◆ Written request ◆
Give the data below again exactly as it stands. Omit the pictures.

(Stored dataset items)
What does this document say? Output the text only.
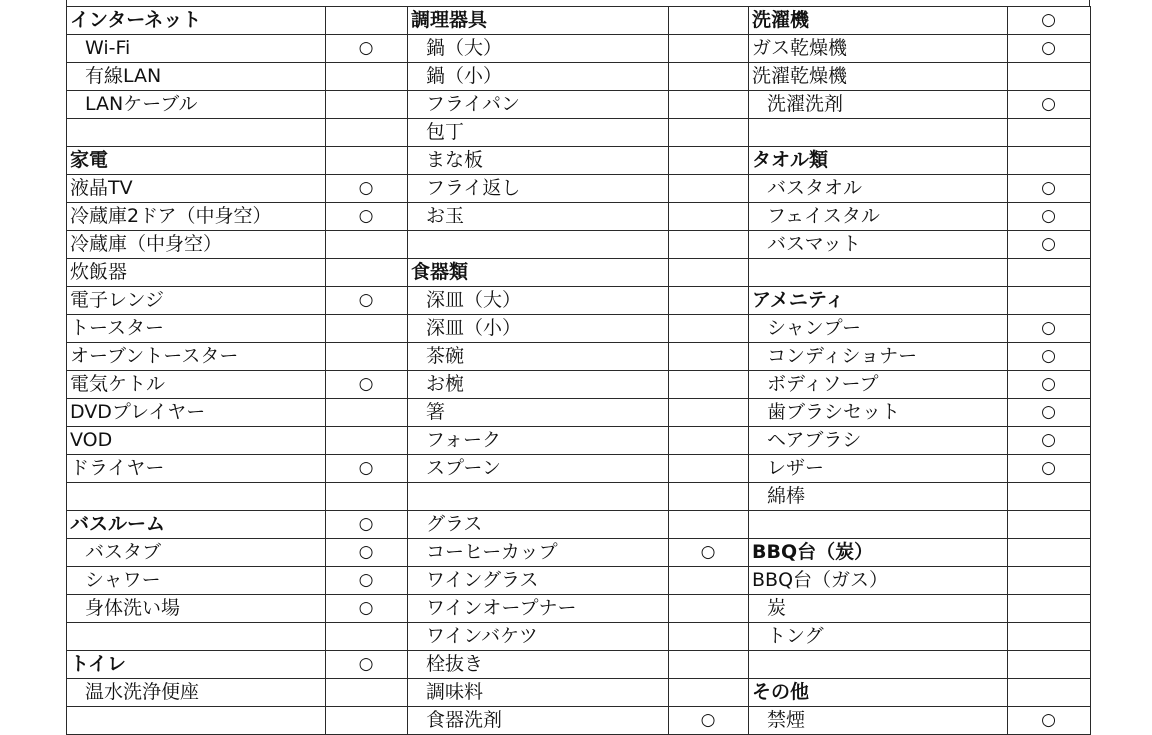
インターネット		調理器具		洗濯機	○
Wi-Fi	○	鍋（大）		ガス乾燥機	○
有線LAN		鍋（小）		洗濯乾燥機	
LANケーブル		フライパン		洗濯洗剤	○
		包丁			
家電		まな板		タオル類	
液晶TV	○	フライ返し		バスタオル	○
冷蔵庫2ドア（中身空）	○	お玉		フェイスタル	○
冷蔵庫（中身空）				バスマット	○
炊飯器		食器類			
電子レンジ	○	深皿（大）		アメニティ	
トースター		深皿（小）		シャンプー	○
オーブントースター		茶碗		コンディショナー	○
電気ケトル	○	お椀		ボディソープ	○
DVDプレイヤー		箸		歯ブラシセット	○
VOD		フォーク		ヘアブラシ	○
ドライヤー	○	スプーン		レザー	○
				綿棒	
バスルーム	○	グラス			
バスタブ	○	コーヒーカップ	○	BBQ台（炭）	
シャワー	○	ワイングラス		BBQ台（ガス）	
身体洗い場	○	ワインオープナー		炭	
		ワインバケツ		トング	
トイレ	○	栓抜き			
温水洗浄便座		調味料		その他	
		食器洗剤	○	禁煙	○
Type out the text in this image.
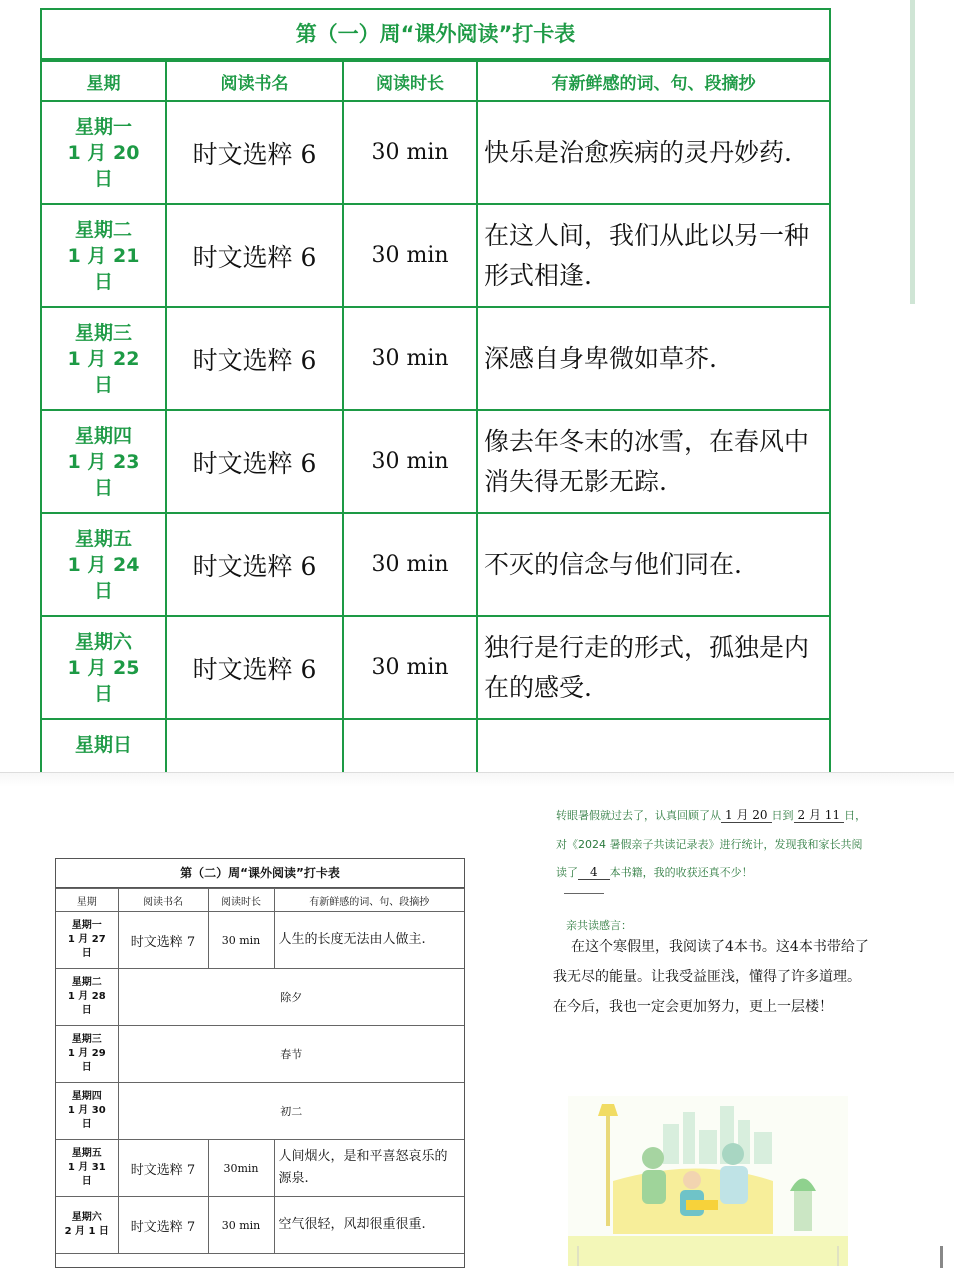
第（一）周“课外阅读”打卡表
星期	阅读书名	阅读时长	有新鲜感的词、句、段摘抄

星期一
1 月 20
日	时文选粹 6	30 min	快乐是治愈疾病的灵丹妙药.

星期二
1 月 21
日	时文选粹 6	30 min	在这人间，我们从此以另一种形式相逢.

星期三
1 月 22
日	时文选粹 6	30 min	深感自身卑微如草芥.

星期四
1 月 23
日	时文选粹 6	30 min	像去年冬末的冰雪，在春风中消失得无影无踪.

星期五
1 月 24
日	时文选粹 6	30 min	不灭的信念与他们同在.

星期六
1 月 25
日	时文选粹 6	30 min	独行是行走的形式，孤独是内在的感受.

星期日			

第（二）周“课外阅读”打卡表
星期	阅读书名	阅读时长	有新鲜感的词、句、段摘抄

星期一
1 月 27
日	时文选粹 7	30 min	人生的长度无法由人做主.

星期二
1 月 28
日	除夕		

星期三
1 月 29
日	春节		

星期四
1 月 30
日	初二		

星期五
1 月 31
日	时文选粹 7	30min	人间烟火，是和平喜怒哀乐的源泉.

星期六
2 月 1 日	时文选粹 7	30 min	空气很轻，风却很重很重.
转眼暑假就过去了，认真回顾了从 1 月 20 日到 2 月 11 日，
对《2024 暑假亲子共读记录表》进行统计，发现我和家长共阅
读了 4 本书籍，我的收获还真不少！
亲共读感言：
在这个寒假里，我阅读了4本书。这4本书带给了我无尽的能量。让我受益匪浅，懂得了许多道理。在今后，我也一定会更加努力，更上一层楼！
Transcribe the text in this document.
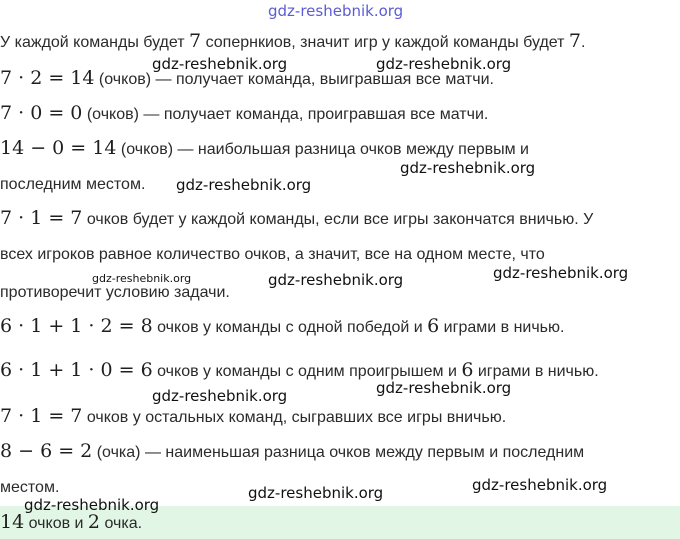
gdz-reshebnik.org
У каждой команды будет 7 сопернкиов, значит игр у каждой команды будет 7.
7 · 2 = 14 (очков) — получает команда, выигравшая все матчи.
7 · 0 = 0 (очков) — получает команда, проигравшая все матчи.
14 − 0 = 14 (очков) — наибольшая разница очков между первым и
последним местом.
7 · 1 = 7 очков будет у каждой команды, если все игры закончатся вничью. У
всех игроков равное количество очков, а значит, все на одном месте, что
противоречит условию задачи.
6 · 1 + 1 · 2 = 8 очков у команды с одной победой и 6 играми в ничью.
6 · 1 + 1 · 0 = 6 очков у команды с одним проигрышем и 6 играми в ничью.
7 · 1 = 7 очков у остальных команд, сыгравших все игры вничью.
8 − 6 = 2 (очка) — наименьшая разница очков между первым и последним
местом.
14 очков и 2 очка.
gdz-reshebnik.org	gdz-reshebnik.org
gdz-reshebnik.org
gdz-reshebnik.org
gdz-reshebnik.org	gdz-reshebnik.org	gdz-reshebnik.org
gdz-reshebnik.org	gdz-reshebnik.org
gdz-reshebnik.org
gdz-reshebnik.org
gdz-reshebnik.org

◆ Result ◆
What does this document say? Output the text only.
インターネット		調理器具		洗濯機	○
Wi-Fi	○	鍋（大）		ガス乾燥機	○
有線LAN		鍋（小）		洗濯乾燥機	
LANケーブル		フライパン		洗濯洗剤	○
		包丁			
家電		まな板		タオル類	
液晶TV	○	フライ返し		バスタオル	○
冷蔵庫2ドア（中身空）	○	お玉		フェイスタル	○
冷蔵庫（中身空）				バスマット	○
炊飯器		食器類			
電子レンジ	○	深皿（大）		アメニティ	
トースター		深皿（小）		シャンプー	○
オーブントースター		茶碗		コンディショナー	○
電気ケトル	○	お椀		ボディソープ	○
DVDプレイヤー		箸		歯ブラシセット	○
VOD		フォーク		ヘアブラシ	○
ドライヤー	○	スプーン		レザー	○
				綿棒	
バスルーム	○	グラス			
バスタブ	○	コーヒーカップ	○	BBQ台（炭）	
シャワー	○	ワイングラス		BBQ台（ガス）	
身体洗い場	○	ワインオープナー		炭	
		ワインバケツ		トング	
トイレ	○	栓抜き			
温水洗浄便座		調味料		その他	
		食器洗剤	○	禁煙	○
Type out the text in this image.
第（一）周“课外阅读”打卡表
星期	阅读书名	阅读时长	有新鲜感的词、句、段摘抄

星期一
1 月 20
日	时文选粹 6	30 min	快乐是治愈疾病的灵丹妙药.

星期二
1 月 21
日	时文选粹 6	30 min	在这人间，我们从此以另一种形式相逢.

星期三
1 月 22
日	时文选粹 6	30 min	深感自身卑微如草芥.

星期四
1 月 23
日	时文选粹 6	30 min	像去年冬末的冰雪，在春风中消失得无影无踪.

星期五
1 月 24
日	时文选粹 6	30 min	不灭的信念与他们同在.

星期六
1 月 25
日	时文选粹 6	30 min	独行是行走的形式，孤独是内在的感受.

星期日			

第（二）周“课外阅读”打卡表
星期	阅读书名	阅读时长	有新鲜感的词、句、段摘抄

星期一
1 月 27
日	时文选粹 7	30 min	人生的长度无法由人做主.

星期二
1 月 28
日	除夕		

星期三
1 月 29
日	春节		

星期四
1 月 30
日	初二		

星期五
1 月 31
日	时文选粹 7	30min	人间烟火，是和平喜怒哀乐的源泉.

星期六
2 月 1 日	时文选粹 7	30 min	空气很轻，风却很重很重.
转眼暑假就过去了，认真回顾了从 1 月 20 日到 2 月 11 日，
对《2024 暑假亲子共读记录表》进行统计，发现我和家长共阅
读了 4 本书籍，我的收获还真不少！
亲共读感言：
在这个寒假里，我阅读了4本书。这4本书带给了我无尽的能量。让我受益匪浅，懂得了许多道理。在今后，我也一定会更加努力，更上一层楼！
Transcribe the text in this document.
gdz-reshebnik.org
У каждой команды будет 7 сопернкиов, значит игр у каждой команды будет 7.
7 · 2 = 14 (очков) — получает команда, выигравшая все матчи.
7 · 0 = 0 (очков) — получает команда, проигравшая все матчи.
14 − 0 = 14 (очков) — наибольшая разница очков между первым и
последним местом.
7 · 1 = 7 очков будет у каждой команды, если все игры закончатся вничью. У
всех игроков равное количество очков, а значит, все на одном месте, что
противоречит условию задачи.
6 · 1 + 1 · 2 = 8 очков у команды с одной победой и 6 играми в ничью.
6 · 1 + 1 · 0 = 6 очков у команды с одним проигрышем и 6 играми в ничью.
7 · 1 = 7 очков у остальных команд, сыгравших все игры вничью.
8 − 6 = 2 (очка) — наименьшая разница очков между первым и последним
местом.
14 очков и 2 очка.
gdz-reshebnik.org	gdz-reshebnik.org
gdz-reshebnik.org
gdz-reshebnik.org
gdz-reshebnik.org	gdz-reshebnik.org	gdz-reshebnik.org
gdz-reshebnik.org	gdz-reshebnik.org
gdz-reshebnik.org
gdz-reshebnik.org
gdz-reshebnik.org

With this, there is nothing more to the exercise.